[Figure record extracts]

:::

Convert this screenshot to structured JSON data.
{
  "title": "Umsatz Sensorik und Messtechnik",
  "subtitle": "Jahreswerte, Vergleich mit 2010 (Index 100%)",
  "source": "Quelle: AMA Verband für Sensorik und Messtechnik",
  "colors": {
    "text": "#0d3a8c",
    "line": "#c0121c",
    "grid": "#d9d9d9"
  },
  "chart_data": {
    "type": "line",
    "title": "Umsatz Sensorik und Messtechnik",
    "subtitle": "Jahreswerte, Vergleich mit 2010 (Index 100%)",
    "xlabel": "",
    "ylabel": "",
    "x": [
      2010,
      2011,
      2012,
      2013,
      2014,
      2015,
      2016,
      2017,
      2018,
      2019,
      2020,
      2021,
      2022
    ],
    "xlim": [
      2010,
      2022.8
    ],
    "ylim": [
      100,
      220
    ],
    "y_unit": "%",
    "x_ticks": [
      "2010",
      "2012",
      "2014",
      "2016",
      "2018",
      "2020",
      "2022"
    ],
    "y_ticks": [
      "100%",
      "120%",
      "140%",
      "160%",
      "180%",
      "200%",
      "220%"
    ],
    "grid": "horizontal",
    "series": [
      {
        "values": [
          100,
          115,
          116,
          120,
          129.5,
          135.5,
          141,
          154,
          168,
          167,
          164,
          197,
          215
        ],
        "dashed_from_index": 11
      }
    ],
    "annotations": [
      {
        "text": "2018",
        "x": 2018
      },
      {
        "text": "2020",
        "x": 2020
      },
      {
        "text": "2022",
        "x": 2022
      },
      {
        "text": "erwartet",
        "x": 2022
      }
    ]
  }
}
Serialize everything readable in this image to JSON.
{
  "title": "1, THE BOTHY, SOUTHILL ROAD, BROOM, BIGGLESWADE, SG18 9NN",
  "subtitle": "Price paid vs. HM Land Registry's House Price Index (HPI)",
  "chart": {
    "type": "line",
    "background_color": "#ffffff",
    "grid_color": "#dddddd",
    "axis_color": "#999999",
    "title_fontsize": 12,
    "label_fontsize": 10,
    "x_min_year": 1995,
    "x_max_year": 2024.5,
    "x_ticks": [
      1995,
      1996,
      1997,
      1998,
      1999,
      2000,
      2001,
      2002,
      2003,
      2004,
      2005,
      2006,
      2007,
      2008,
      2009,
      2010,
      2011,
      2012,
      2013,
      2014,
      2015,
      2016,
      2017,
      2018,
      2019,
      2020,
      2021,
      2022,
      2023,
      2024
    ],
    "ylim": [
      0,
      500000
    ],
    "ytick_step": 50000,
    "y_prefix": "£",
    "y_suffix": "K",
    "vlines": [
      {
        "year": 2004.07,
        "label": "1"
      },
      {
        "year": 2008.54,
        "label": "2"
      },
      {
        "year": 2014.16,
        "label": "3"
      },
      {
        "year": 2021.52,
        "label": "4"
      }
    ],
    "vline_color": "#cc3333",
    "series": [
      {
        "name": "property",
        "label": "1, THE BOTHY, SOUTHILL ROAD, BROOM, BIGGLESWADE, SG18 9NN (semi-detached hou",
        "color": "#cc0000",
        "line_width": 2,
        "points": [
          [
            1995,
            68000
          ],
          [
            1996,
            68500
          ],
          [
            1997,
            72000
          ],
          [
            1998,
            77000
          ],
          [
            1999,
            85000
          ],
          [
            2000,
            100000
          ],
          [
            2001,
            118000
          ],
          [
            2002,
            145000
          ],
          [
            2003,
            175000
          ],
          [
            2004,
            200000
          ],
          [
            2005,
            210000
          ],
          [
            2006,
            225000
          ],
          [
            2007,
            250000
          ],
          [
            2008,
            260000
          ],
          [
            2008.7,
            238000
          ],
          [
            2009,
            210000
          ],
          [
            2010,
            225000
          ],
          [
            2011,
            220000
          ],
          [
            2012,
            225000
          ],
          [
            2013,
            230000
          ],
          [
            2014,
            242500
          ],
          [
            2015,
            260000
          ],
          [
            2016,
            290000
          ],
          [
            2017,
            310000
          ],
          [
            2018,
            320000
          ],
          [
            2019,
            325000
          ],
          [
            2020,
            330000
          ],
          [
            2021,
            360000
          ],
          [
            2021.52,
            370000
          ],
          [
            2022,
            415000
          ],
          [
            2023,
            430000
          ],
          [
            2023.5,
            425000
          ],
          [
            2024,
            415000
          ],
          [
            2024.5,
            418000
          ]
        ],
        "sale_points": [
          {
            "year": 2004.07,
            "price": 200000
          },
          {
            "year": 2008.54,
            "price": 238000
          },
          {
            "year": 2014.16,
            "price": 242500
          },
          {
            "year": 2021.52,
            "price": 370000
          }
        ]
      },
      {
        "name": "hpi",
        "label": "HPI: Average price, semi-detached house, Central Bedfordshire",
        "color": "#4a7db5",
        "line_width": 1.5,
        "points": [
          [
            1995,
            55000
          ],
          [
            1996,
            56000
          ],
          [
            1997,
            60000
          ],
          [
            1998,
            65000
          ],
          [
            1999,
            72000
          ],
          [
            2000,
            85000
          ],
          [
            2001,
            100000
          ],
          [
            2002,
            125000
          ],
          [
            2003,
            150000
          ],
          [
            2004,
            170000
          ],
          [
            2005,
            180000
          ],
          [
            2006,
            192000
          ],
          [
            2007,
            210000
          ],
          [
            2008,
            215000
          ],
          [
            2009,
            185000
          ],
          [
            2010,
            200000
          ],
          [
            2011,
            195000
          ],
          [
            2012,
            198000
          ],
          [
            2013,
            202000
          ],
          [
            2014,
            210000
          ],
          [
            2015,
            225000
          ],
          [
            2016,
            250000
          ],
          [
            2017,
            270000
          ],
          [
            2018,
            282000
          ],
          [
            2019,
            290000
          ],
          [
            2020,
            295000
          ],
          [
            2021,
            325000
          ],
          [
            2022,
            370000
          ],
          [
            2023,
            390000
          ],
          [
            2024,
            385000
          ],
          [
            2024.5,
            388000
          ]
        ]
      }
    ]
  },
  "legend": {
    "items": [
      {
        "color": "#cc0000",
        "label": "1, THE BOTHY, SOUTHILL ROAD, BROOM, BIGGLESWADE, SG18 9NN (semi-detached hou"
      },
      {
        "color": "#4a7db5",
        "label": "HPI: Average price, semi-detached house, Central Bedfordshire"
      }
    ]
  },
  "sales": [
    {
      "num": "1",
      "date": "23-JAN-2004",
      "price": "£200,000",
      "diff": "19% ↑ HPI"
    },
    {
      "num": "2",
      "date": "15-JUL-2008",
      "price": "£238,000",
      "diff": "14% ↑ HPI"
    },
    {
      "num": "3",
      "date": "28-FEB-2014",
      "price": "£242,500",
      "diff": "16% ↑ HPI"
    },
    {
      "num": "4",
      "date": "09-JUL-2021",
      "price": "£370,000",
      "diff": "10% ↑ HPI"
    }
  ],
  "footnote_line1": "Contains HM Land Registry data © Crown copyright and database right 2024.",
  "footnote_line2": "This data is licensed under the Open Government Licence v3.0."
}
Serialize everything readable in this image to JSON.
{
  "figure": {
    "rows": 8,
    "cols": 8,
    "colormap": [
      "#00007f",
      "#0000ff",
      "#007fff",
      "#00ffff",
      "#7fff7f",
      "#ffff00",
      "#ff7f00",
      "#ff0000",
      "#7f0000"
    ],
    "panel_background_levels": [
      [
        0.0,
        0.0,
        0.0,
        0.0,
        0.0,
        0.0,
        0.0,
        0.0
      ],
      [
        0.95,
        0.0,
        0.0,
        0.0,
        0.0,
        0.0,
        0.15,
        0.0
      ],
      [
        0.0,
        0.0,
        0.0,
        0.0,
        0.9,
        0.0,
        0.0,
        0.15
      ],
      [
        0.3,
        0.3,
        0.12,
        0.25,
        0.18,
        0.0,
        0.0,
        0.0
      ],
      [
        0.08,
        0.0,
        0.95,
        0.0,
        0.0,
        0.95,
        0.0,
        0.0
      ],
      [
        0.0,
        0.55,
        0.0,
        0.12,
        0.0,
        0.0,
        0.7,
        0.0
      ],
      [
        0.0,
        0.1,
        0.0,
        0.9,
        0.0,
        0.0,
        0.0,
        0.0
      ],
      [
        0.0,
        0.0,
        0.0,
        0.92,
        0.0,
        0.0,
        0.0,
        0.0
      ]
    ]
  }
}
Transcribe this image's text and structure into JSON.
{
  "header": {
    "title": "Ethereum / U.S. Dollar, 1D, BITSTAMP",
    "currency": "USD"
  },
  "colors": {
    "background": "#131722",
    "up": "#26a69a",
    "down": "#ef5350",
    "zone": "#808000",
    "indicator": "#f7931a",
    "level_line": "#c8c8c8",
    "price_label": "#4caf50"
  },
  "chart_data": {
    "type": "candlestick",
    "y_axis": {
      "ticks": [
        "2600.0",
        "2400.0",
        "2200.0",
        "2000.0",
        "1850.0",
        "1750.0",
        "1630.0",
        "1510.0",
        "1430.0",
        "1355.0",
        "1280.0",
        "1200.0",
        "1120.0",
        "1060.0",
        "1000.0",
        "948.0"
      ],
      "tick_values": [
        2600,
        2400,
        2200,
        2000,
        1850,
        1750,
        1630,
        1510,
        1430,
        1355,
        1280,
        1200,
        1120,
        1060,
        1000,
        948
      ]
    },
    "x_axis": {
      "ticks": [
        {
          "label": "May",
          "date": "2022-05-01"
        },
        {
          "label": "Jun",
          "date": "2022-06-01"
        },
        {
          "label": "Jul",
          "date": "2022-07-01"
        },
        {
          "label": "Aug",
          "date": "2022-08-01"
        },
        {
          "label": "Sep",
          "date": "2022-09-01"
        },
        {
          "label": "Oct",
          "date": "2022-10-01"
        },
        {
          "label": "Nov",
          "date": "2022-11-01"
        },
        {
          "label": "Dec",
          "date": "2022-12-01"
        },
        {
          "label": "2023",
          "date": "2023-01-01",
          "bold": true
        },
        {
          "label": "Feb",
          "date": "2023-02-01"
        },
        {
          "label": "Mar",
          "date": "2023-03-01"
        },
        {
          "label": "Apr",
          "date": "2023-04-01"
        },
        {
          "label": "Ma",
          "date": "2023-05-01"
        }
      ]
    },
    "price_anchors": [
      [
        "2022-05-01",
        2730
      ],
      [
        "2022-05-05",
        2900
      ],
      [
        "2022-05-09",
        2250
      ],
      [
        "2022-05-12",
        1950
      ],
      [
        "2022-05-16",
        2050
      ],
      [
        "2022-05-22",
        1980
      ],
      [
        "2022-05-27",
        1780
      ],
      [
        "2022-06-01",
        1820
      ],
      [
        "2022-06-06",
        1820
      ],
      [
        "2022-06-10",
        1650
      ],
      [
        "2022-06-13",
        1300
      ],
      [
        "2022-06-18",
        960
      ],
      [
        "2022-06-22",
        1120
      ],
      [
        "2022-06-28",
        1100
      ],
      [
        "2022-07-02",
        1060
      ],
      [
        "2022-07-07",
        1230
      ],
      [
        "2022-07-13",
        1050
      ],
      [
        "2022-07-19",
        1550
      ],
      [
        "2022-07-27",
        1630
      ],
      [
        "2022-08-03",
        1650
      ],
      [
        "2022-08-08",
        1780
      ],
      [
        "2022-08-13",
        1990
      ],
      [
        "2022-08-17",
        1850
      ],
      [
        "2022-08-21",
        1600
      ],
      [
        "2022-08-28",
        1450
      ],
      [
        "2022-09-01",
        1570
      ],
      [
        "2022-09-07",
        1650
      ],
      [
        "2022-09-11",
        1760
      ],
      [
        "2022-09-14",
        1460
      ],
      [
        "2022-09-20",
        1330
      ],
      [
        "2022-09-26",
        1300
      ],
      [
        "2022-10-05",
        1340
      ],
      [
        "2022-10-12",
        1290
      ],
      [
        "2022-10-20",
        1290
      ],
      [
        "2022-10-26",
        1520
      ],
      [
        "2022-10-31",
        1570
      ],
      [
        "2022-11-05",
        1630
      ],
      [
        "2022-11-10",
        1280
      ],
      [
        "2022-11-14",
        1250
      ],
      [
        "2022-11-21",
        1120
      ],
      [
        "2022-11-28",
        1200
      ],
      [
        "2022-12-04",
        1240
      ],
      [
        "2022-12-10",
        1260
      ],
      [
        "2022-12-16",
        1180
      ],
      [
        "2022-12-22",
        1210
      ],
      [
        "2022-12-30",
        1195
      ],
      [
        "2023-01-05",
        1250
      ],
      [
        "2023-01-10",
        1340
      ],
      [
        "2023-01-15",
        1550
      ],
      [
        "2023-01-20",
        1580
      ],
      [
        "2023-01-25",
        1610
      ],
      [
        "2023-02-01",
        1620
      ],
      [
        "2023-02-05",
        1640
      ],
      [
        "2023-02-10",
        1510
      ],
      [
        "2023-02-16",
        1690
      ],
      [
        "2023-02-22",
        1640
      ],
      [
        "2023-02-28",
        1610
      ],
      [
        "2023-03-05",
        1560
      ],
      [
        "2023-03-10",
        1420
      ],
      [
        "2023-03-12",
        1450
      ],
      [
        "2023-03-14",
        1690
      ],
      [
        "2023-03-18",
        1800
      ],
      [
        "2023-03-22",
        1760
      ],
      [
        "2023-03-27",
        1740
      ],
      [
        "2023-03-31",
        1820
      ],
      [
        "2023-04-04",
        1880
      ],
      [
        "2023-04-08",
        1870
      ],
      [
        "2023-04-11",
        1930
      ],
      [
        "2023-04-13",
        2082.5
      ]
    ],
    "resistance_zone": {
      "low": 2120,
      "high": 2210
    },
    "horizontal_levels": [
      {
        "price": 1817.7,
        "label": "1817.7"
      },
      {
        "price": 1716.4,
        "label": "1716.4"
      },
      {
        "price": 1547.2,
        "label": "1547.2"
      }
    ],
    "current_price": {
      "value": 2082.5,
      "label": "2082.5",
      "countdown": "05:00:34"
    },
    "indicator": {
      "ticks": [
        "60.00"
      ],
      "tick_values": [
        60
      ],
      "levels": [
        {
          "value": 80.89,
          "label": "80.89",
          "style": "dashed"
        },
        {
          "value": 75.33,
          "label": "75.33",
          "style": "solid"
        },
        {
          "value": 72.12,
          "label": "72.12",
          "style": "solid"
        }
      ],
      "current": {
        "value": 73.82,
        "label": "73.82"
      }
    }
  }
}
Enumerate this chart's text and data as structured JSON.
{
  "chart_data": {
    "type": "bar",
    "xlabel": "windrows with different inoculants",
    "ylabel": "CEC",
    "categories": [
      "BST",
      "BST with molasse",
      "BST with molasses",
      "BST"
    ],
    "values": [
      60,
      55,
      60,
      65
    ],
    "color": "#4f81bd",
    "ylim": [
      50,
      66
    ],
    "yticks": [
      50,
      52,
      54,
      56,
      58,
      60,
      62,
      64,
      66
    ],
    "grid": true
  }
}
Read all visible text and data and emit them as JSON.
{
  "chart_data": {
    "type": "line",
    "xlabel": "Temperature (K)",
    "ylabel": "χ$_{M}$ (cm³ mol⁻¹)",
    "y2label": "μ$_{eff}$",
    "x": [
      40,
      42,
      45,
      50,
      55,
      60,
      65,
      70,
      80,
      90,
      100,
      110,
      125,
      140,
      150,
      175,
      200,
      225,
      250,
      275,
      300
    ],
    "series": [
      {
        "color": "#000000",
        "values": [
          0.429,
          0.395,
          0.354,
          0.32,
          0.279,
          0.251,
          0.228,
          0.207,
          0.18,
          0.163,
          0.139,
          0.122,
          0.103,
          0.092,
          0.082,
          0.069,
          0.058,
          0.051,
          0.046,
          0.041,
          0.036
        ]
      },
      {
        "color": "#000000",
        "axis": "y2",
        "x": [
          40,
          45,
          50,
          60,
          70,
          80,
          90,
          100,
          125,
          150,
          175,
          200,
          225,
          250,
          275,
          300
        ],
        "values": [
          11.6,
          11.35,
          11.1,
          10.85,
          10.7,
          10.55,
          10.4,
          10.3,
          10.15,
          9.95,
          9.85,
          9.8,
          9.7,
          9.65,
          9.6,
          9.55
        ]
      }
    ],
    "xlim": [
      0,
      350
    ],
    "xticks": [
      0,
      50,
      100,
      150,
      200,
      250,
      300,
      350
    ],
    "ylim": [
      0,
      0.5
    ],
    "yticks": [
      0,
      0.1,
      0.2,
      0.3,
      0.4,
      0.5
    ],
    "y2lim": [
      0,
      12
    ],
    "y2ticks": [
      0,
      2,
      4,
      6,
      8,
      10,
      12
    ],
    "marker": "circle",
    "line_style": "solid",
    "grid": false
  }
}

:::

### Task statement
Find each line holding "Sensorik". Copy it out.

### Answer to the exercise
  "title": "Umsatz Sensorik und Messtechnik",
  "source": "Quelle: AMA Verband für Sensorik und Messtechnik",
    "title": "Umsatz Sensorik und Messtechnik",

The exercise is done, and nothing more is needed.